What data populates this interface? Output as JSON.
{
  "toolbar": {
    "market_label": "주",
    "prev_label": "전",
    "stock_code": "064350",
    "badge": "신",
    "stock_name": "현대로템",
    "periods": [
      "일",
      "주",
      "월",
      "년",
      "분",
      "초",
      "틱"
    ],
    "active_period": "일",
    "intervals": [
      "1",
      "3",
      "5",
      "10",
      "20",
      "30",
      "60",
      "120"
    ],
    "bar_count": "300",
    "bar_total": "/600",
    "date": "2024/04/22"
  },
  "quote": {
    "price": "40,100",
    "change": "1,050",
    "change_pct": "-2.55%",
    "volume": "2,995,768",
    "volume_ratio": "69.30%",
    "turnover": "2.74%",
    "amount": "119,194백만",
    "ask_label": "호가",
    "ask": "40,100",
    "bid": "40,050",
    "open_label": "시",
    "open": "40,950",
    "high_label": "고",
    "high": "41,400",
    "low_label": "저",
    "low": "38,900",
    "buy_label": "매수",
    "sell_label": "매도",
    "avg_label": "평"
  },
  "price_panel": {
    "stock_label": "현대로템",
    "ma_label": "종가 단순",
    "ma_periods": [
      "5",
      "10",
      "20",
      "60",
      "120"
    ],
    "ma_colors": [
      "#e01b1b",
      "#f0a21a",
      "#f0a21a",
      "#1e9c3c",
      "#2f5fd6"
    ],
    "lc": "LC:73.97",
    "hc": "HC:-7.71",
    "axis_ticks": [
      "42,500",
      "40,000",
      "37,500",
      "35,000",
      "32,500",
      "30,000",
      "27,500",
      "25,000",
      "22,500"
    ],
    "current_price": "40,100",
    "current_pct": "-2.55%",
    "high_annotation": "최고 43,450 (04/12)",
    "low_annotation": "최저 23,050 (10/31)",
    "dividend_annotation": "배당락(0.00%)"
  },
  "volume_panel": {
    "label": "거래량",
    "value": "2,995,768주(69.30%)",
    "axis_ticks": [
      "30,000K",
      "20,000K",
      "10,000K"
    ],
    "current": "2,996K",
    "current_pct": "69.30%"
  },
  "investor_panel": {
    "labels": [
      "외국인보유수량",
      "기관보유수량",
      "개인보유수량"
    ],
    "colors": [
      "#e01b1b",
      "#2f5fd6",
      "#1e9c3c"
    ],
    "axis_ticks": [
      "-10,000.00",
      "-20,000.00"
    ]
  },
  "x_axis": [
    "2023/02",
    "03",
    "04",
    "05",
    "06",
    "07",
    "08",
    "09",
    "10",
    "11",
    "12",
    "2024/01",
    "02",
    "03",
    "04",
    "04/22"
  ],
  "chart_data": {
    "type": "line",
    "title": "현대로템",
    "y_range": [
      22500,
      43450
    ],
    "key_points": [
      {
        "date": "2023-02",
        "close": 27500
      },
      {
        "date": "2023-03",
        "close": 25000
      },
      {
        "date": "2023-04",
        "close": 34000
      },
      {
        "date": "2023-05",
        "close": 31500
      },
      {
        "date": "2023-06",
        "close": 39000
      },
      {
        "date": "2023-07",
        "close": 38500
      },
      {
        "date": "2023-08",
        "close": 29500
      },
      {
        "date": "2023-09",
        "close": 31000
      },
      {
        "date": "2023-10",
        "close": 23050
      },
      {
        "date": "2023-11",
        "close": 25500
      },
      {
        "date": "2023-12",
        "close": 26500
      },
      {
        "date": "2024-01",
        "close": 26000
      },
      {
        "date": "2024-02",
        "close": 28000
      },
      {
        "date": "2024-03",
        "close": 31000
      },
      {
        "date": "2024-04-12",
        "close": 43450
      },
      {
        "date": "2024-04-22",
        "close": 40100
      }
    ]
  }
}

_OBJECTIVE_
Each line of the listing should be echoed back exactly.

_REPLY TO THE TASK_
What data populates this interface? Output as JSON.
{
  "toolbar": {
    "market_label": "주",
    "prev_label": "전",
    "stock_code": "064350",
    "badge": "신",
    "stock_name": "현대로템",
    "periods": [
      "일",
      "주",
      "월",
      "년",
      "분",
      "초",
      "틱"
    ],
    "active_period": "일",
    "intervals": [
      "1",
      "3",
      "5",
      "10",
      "20",
      "30",
      "60",
      "120"
    ],
    "bar_count": "300",
    "bar_total": "/600",
    "date": "2024/04/22"
  },
  "quote": {
    "price": "40,100",
    "change": "1,050",
    "change_pct": "-2.55%",
    "volume": "2,995,768",
    "volume_ratio": "69.30%",
    "turnover": "2.74%",
    "amount": "119,194백만",
    "ask_label": "호가",
    "ask": "40,100",
    "bid": "40,050",
    "open_label": "시",
    "open": "40,950",
    "high_label": "고",
    "high": "41,400",
    "low_label": "저",
    "low": "38,900",
    "buy_label": "매수",
    "sell_label": "매도",
    "avg_label": "평"
  },
  "price_panel": {
    "stock_label": "현대로템",
    "ma_label": "종가 단순",
    "ma_periods": [
      "5",
      "10",
      "20",
      "60",
      "120"
    ],
    "ma_colors": [
      "#e01b1b",
      "#f0a21a",
      "#f0a21a",
      "#1e9c3c",
      "#2f5fd6"
    ],
    "lc": "LC:73.97",
    "hc": "HC:-7.71",
    "axis_ticks": [
      "42,500",
      "40,000",
      "37,500",
      "35,000",
      "32,500",
      "30,000",
      "27,500",
      "25,000",
      "22,500"
    ],
    "current_price": "40,100",
    "current_pct": "-2.55%",
    "high_annotation": "최고 43,450 (04/12)",
    "low_annotation": "최저 23,050 (10/31)",
    "dividend_annotation": "배당락(0.00%)"
  },
  "volume_panel": {
    "label": "거래량",
    "value": "2,995,768주(69.30%)",
    "axis_ticks": [
      "30,000K",
      "20,000K",
      "10,000K"
    ],
    "current": "2,996K",
    "current_pct": "69.30%"
  },
  "investor_panel": {
    "labels": [
      "외국인보유수량",
      "기관보유수량",
      "개인보유수량"
    ],
    "colors": [
      "#e01b1b",
      "#2f5fd6",
      "#1e9c3c"
    ],
    "axis_ticks": [
      "-10,000.00",
      "-20,000.00"
    ]
  },
  "x_axis": [
    "2023/02",
    "03",
    "04",
    "05",
    "06",
    "07",
    "08",
    "09",
    "10",
    "11",
    "12",
    "2024/01",
    "02",
    "03",
    "04",
    "04/22"
  ],
  "chart_data": {
    "type": "line",
    "title": "현대로템",
    "y_range": [
      22500,
      43450
    ],
    "key_points": [
      {
        "date": "2023-02",
        "close": 27500
      },
      {
        "date": "2023-03",
        "close": 25000
      },
      {
        "date": "2023-04",
        "close": 34000
      },
      {
        "date": "2023-05",
        "close": 31500
      },
      {
        "date": "2023-06",
        "close": 39000
      },
      {
        "date": "2023-07",
        "close": 38500
      },
      {
        "date": "2023-08",
        "close": 29500
      },
      {
        "date": "2023-09",
        "close": 31000
      },
      {
        "date": "2023-10",
        "close": 23050
      },
      {
        "date": "2023-11",
        "close": 25500
      },
      {
        "date": "2023-12",
        "close": 26500
      },
      {
        "date": "2024-01",
        "close": 26000
      },
      {
        "date": "2024-02",
        "close": 28000
      },
      {
        "date": "2024-03",
        "close": 31000
      },
      {
        "date": "2024-04-12",
        "close": 43450
      },
      {
        "date": "2024-04-22",
        "close": 40100
      }
    ]
  }
}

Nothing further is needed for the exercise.